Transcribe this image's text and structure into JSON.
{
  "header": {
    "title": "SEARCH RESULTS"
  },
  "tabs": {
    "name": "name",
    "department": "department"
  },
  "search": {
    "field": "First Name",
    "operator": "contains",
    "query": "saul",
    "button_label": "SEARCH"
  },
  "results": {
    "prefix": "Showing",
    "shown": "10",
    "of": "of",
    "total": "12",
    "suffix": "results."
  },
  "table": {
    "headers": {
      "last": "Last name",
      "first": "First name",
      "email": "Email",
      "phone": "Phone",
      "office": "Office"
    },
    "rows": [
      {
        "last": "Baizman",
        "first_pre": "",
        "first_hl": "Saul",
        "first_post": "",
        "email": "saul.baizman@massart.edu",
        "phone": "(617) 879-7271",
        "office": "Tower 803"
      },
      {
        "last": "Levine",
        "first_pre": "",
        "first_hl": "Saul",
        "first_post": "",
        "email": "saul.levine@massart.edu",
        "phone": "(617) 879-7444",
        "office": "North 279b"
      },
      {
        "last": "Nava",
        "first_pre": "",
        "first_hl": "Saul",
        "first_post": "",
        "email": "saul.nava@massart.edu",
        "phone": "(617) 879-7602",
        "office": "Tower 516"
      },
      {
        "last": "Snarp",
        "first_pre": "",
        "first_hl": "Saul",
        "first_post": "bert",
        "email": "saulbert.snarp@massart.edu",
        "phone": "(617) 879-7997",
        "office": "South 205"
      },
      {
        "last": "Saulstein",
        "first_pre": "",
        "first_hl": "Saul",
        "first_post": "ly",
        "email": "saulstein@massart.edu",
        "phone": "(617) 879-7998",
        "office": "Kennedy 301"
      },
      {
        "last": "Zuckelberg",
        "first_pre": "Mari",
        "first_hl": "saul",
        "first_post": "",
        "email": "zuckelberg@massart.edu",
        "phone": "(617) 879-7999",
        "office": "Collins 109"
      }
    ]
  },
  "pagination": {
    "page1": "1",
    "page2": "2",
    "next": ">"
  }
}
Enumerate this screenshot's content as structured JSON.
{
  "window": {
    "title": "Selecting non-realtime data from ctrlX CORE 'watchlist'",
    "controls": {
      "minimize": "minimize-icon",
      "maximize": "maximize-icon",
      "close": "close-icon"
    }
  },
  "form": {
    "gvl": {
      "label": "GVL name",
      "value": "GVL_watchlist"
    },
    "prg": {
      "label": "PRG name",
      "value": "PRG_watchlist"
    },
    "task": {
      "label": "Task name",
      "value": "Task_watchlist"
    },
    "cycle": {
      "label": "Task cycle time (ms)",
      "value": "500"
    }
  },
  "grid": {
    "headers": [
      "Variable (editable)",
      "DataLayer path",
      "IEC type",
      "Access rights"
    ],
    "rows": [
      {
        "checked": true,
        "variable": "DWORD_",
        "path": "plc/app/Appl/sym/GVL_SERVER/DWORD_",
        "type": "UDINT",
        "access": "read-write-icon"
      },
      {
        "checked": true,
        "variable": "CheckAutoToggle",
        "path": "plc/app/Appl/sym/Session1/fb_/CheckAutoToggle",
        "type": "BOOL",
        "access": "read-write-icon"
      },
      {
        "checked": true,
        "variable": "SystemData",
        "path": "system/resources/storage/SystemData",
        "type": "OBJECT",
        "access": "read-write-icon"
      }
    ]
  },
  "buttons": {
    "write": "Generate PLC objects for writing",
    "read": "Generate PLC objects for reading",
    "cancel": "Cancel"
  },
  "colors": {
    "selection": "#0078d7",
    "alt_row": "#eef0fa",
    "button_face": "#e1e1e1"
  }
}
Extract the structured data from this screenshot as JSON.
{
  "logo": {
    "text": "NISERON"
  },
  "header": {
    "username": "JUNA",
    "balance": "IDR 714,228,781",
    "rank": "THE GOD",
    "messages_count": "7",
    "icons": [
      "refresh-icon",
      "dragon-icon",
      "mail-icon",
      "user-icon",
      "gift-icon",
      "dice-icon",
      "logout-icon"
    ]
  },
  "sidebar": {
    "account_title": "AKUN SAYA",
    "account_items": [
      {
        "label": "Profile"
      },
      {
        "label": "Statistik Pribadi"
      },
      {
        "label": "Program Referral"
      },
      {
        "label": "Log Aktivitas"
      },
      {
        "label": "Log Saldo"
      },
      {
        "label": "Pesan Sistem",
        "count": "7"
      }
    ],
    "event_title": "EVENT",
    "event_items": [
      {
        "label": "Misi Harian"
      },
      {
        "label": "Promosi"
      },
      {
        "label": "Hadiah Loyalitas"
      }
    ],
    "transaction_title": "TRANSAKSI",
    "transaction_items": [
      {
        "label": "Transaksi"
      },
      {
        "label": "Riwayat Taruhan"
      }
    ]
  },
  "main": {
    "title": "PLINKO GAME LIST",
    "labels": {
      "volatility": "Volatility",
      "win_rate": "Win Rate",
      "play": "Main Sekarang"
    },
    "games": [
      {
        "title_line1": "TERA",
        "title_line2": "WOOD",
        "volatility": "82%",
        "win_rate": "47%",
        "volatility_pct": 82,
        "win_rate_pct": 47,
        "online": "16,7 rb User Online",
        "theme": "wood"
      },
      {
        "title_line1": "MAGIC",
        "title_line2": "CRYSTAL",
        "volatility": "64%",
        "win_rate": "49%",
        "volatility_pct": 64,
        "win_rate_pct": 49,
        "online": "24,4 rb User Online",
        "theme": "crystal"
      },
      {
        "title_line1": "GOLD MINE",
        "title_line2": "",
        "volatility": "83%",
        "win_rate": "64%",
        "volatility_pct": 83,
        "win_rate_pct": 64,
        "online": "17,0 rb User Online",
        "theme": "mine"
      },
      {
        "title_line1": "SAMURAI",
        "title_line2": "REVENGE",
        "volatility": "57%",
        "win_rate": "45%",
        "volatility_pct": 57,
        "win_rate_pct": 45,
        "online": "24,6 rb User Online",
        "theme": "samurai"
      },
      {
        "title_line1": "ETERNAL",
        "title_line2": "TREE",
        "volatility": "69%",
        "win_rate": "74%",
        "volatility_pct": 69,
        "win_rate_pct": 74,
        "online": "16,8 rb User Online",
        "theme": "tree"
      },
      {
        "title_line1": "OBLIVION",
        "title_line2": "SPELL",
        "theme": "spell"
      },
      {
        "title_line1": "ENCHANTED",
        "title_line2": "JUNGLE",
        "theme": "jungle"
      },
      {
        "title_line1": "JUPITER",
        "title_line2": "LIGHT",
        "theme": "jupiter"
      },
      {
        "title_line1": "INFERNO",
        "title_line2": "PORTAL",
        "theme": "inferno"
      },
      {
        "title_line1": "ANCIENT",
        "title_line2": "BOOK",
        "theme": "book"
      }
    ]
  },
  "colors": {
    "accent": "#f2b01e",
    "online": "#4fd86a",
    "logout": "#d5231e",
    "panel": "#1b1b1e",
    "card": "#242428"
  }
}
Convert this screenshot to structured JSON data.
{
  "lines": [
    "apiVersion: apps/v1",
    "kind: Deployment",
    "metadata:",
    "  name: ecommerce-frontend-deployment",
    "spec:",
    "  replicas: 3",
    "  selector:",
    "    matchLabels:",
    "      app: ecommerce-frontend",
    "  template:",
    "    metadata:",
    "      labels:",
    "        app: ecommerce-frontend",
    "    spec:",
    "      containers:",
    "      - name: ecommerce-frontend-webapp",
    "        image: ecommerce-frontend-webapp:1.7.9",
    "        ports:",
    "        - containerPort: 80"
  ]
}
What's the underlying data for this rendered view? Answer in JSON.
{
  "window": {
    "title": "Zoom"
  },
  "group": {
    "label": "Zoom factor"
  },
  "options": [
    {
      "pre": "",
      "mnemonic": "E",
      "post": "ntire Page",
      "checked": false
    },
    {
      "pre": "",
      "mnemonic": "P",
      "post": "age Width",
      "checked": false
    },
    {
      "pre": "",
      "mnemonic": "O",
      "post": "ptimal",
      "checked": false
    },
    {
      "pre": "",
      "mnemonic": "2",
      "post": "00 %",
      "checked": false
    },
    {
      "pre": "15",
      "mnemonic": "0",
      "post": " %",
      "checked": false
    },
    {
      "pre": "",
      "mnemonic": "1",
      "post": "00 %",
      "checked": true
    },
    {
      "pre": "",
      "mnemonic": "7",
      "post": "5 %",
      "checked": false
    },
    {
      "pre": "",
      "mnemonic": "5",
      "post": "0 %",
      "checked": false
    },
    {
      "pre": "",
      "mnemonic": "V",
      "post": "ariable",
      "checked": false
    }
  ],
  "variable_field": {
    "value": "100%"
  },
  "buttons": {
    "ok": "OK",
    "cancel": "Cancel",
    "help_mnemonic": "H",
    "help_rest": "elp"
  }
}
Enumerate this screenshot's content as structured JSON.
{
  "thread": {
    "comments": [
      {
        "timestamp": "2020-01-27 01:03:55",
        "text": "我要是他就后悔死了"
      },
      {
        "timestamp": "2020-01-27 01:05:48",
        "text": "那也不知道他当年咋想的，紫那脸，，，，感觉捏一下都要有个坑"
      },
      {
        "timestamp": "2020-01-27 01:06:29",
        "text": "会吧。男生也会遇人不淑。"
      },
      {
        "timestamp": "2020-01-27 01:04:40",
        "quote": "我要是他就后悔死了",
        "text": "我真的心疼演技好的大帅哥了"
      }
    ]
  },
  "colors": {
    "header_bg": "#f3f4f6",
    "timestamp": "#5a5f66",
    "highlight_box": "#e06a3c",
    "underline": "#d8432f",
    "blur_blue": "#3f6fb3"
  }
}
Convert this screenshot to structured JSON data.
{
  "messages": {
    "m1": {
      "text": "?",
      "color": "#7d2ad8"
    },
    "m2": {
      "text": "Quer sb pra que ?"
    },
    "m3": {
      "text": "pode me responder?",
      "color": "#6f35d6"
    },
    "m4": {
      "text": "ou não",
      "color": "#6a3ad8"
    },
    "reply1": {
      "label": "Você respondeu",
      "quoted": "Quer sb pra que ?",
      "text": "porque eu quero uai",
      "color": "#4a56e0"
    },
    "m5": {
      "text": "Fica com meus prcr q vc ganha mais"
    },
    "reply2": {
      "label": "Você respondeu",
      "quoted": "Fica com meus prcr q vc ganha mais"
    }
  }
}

====================

▶ [Direction]:
Go over the data above and copy every line that has the word "phone" in it.

▶ [Task output]:
      "phone": "Phone",
        "phone": "(617) 879-7271",
        "phone": "(617) 879-7444",
        "phone": "(617) 879-7602",
        "phone": "(617) 879-7997",
        "phone": "(617) 879-7998",
        "phone": "(617) 879-7999",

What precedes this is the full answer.